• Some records
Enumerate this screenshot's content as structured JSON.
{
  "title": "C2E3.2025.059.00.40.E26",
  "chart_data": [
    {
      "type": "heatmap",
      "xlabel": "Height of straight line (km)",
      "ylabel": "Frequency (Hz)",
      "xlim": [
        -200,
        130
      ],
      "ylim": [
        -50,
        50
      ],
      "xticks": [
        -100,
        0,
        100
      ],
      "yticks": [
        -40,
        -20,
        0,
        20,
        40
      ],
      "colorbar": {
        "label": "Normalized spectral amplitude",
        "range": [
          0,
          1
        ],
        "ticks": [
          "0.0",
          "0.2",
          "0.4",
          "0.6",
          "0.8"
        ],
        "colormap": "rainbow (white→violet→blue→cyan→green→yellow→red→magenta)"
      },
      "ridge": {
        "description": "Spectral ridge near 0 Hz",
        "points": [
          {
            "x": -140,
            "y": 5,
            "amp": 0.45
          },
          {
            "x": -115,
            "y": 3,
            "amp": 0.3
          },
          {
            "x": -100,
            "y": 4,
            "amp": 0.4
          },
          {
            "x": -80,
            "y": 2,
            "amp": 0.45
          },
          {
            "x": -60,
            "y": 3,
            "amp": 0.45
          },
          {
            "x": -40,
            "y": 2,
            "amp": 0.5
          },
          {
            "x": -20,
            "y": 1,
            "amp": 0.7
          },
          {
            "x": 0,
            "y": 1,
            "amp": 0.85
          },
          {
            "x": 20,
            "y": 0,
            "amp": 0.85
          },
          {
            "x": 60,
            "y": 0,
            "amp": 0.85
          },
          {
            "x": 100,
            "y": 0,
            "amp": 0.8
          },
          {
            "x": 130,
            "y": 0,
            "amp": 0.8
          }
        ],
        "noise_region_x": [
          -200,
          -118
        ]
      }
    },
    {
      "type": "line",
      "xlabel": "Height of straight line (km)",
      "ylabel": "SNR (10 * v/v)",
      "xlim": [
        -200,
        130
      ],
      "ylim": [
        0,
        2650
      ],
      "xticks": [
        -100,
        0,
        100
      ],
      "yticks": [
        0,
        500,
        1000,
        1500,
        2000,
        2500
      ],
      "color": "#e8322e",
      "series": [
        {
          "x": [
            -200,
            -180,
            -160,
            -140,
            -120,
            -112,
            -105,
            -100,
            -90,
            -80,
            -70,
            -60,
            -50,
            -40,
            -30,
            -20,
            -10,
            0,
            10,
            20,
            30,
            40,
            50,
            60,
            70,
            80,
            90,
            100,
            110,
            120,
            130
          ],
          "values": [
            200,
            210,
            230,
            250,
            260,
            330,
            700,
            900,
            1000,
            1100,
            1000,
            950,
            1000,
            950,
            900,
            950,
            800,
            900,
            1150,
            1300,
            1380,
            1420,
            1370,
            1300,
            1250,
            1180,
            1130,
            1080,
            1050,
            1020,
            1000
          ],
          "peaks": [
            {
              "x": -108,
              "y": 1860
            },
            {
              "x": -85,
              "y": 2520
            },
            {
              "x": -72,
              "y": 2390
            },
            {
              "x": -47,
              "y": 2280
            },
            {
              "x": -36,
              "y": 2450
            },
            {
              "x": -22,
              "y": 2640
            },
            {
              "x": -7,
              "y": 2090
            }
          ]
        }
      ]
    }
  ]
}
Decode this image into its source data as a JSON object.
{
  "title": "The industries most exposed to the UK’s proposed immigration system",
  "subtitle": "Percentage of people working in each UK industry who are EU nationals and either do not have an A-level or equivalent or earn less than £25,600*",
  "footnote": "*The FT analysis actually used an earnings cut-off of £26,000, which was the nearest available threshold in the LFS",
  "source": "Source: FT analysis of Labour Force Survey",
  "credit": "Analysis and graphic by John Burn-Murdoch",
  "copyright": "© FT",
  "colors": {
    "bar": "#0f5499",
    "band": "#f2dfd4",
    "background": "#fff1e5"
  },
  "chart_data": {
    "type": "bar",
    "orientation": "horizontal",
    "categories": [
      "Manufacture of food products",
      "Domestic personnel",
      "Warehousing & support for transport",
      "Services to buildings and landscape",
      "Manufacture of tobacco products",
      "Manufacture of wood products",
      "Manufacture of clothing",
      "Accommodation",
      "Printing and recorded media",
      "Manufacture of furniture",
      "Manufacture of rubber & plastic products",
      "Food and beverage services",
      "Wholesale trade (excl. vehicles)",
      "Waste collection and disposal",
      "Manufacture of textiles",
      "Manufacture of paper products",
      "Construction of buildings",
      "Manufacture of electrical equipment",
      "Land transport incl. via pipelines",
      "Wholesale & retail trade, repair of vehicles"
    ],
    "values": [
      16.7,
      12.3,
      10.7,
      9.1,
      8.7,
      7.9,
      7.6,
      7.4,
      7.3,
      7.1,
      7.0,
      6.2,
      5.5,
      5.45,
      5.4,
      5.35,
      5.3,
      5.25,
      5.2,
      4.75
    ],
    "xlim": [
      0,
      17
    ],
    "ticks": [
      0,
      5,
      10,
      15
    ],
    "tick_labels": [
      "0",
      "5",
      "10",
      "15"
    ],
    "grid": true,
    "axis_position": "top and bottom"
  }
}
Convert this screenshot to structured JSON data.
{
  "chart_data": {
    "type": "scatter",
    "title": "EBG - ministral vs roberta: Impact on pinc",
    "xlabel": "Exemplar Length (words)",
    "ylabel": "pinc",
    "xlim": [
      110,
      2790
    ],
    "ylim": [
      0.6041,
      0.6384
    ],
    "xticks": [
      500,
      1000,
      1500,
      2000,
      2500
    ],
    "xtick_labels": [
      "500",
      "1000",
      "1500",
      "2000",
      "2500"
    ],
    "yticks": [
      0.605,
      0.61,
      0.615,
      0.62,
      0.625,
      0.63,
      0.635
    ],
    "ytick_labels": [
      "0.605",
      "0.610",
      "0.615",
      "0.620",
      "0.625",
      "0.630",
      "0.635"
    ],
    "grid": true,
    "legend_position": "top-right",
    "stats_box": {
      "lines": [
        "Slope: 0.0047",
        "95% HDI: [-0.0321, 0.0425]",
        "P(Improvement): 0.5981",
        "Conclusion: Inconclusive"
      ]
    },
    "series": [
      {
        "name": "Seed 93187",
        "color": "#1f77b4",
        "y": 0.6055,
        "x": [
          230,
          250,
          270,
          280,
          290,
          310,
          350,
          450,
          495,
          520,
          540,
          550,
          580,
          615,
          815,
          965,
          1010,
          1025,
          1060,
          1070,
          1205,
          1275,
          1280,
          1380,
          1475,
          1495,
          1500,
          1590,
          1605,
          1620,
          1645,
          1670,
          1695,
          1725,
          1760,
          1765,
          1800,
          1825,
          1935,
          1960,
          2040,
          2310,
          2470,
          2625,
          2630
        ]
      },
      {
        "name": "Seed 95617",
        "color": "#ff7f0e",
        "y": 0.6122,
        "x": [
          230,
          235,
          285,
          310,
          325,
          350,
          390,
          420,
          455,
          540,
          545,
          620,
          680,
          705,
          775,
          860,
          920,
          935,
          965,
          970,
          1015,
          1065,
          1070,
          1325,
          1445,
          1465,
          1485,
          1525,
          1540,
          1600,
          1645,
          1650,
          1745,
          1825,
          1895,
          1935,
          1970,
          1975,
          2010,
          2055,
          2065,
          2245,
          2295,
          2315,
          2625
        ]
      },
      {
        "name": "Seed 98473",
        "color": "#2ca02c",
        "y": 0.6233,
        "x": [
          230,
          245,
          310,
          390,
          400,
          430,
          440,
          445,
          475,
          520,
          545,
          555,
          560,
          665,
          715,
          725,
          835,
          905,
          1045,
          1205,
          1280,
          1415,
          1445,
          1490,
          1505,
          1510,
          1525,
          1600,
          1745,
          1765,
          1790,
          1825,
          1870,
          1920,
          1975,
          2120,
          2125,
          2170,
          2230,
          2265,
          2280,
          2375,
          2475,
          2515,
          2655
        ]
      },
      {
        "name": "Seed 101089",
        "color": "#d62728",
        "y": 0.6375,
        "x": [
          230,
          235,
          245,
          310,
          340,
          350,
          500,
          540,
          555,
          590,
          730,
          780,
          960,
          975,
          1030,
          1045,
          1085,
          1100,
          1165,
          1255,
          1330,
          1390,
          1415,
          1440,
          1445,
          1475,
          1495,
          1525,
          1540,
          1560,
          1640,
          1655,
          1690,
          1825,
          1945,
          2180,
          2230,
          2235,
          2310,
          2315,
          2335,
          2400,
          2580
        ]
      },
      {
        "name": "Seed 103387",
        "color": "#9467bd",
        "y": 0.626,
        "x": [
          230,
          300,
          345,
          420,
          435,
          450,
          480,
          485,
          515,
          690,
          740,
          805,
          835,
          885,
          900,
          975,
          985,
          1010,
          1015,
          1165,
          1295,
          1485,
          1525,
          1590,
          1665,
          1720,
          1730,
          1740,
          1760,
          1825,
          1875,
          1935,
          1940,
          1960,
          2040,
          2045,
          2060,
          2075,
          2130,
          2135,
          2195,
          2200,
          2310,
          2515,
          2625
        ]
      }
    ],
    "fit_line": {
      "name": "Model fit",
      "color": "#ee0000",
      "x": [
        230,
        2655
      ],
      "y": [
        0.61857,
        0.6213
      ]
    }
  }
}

• To do
Identify all lines where the word "vehicles" shows up. Copy them.

• Response for this exercise
      "Wholesale trade (excl. vehicles)",
      "Wholesale & retail trade, repair of vehicles"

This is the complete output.